##### Recorded data #####

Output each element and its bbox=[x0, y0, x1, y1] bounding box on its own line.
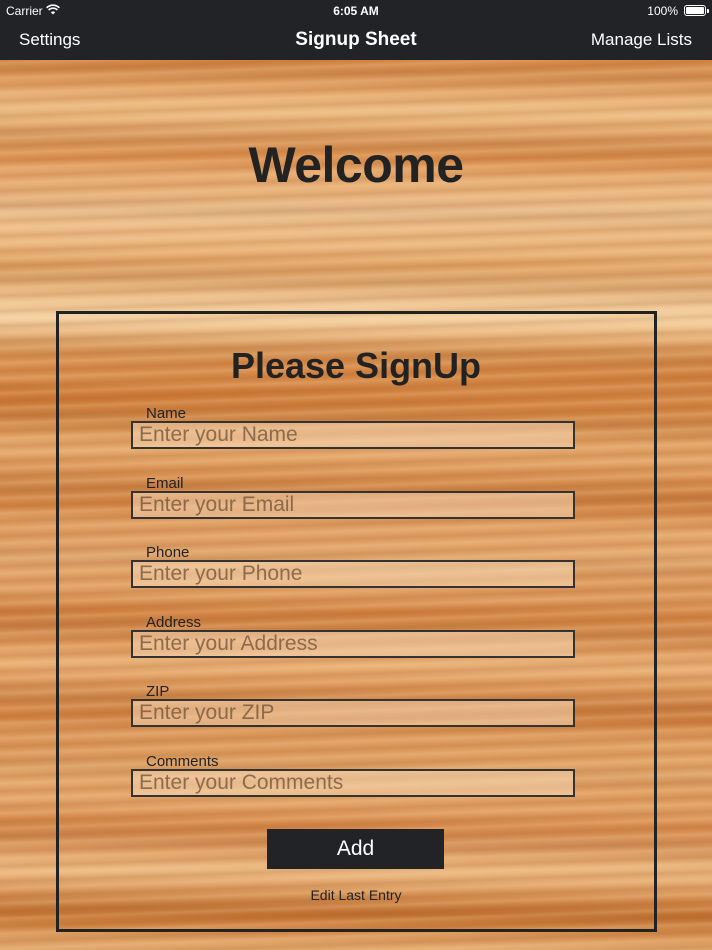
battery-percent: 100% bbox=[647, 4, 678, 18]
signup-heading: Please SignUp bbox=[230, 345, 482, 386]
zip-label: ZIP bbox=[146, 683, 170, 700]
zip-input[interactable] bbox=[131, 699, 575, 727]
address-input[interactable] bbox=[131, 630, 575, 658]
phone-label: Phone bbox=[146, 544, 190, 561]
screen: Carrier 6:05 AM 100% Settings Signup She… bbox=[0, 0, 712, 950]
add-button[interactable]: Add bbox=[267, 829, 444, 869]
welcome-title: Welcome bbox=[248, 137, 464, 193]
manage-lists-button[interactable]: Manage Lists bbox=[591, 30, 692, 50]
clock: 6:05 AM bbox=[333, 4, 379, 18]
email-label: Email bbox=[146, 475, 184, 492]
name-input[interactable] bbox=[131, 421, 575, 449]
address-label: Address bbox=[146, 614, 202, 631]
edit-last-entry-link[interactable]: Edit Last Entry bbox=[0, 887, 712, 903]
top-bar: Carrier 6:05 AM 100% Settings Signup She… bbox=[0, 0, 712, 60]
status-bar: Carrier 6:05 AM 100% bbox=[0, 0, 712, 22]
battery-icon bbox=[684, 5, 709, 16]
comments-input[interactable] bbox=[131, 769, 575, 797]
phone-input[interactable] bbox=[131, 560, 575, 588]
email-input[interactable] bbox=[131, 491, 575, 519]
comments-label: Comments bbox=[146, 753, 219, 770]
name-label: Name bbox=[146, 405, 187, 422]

#####
##### Recorded data #####

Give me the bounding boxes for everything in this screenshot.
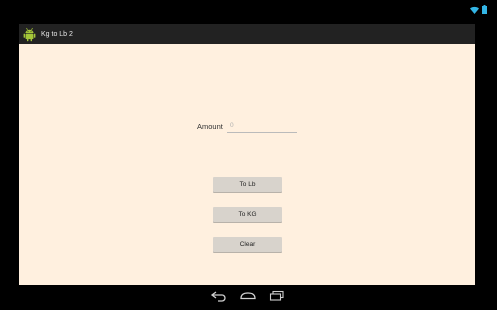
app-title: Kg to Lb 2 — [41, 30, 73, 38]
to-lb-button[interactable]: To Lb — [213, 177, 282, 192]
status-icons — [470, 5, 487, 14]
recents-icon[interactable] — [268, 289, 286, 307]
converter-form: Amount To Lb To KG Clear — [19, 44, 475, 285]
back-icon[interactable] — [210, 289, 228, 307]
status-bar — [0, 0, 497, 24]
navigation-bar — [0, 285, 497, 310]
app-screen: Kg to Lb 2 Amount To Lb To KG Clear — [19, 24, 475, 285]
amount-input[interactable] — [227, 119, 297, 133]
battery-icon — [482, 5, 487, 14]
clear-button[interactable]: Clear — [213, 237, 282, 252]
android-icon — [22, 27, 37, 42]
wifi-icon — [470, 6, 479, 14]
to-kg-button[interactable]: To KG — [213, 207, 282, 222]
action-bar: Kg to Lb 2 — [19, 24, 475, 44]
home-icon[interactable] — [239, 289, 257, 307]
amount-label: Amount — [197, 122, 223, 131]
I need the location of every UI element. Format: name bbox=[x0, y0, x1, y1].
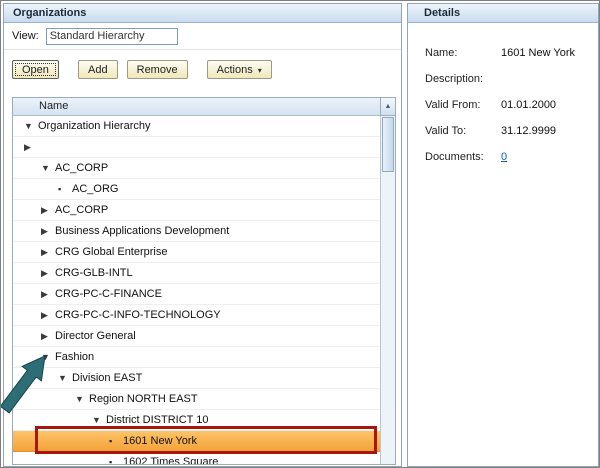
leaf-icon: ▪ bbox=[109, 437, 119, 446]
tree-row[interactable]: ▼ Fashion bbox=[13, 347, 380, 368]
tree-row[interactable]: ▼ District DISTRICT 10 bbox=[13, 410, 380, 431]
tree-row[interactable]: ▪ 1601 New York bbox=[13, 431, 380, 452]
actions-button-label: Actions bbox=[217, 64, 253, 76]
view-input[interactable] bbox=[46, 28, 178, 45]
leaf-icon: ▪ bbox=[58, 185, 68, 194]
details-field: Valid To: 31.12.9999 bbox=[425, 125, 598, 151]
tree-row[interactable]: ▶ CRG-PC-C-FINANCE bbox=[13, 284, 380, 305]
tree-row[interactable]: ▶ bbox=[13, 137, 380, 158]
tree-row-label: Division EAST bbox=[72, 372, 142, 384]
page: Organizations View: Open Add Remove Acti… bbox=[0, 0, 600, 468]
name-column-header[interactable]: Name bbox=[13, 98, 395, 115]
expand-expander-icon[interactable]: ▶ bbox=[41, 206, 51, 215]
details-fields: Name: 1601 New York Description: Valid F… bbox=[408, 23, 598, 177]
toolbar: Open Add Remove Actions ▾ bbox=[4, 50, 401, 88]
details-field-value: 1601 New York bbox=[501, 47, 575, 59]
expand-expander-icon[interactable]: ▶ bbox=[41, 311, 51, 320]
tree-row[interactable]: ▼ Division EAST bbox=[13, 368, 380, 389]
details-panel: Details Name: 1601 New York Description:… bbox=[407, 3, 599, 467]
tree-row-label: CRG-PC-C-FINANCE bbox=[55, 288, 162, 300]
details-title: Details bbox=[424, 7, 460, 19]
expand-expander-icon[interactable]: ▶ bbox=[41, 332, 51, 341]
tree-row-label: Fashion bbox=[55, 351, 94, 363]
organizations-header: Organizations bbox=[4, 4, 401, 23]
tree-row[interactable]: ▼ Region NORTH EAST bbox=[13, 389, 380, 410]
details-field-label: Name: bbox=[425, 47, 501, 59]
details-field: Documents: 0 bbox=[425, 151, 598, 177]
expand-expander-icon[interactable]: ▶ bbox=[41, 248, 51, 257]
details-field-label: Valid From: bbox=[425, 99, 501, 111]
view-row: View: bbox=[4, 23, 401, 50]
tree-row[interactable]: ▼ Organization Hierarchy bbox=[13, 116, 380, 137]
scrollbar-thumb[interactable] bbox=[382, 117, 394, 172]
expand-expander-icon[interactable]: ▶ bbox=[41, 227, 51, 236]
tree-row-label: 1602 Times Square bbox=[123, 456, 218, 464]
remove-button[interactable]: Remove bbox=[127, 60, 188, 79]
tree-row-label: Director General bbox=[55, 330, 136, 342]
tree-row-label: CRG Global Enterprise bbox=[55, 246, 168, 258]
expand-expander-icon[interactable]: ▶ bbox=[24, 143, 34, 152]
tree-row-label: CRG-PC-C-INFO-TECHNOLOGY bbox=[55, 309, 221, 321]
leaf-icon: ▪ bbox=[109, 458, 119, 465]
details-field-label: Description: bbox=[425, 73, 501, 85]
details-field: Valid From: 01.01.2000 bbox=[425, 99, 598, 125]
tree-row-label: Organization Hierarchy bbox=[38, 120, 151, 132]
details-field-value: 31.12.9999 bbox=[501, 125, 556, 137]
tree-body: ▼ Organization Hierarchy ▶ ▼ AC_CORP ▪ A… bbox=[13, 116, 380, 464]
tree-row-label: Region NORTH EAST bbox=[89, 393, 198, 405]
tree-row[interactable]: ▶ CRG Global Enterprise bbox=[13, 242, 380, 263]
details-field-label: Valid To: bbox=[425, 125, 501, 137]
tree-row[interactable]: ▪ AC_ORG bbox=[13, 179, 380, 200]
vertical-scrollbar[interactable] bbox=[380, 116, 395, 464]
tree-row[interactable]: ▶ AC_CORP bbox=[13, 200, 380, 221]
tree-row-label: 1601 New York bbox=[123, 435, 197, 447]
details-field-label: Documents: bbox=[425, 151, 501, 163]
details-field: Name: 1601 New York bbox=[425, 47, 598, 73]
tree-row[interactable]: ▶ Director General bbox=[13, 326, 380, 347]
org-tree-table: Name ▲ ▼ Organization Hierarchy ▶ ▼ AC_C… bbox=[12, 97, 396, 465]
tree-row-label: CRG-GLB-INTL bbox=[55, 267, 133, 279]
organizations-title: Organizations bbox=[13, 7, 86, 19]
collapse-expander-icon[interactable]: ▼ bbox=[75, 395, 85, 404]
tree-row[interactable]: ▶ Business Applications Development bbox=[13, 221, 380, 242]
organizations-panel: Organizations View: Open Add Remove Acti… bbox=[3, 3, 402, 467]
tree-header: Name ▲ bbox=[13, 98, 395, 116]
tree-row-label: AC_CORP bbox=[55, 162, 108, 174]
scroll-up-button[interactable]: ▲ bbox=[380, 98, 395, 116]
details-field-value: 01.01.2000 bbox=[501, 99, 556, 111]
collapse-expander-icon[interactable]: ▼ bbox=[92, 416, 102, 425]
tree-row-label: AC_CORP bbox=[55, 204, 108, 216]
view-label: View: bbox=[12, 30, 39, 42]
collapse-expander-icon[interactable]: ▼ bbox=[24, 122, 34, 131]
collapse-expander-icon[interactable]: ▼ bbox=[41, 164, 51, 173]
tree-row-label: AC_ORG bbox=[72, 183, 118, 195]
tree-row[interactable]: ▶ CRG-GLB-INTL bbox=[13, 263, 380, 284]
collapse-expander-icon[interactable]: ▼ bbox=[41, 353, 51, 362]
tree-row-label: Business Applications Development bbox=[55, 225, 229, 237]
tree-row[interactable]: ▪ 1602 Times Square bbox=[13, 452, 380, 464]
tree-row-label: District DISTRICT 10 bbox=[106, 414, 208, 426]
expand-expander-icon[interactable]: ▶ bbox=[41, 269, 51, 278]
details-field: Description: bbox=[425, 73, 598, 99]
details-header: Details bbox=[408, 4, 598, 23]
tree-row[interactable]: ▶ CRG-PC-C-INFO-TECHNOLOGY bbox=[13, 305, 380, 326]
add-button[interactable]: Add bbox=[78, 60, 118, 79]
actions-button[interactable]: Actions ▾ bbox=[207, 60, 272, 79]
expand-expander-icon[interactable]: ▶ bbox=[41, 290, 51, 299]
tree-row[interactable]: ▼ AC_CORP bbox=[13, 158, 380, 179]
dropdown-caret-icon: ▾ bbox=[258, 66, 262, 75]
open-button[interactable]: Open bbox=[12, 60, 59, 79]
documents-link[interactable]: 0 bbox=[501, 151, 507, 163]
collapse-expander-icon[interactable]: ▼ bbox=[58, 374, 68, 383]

#####

Transcribe the entries between the line holding "app-title: Kg to Lb 2 — [41, 30, 73, 38]" and the line holding "clear-button[interactable]: Clear —", inclusive, reproducing each line as it appears.

app-title: Kg to Lb 2 — [41, 30, 73, 38]
to-lb-button[interactable]: To Lb — [213, 177, 282, 192]
status-icons — [470, 5, 487, 14]
recents-icon[interactable] — [268, 289, 286, 307]
converter-form: Amount To Lb To KG Clear — [19, 44, 475, 285]
back-icon[interactable] — [210, 289, 228, 307]
status-bar — [0, 0, 497, 24]
navigation-bar — [0, 285, 497, 310]
app-screen: Kg to Lb 2 Amount To Lb To KG Clear — [19, 24, 475, 285]
amount-input[interactable] — [227, 119, 297, 133]
battery-icon — [482, 5, 487, 14]
clear-button[interactable]: Clear — [213, 237, 282, 252]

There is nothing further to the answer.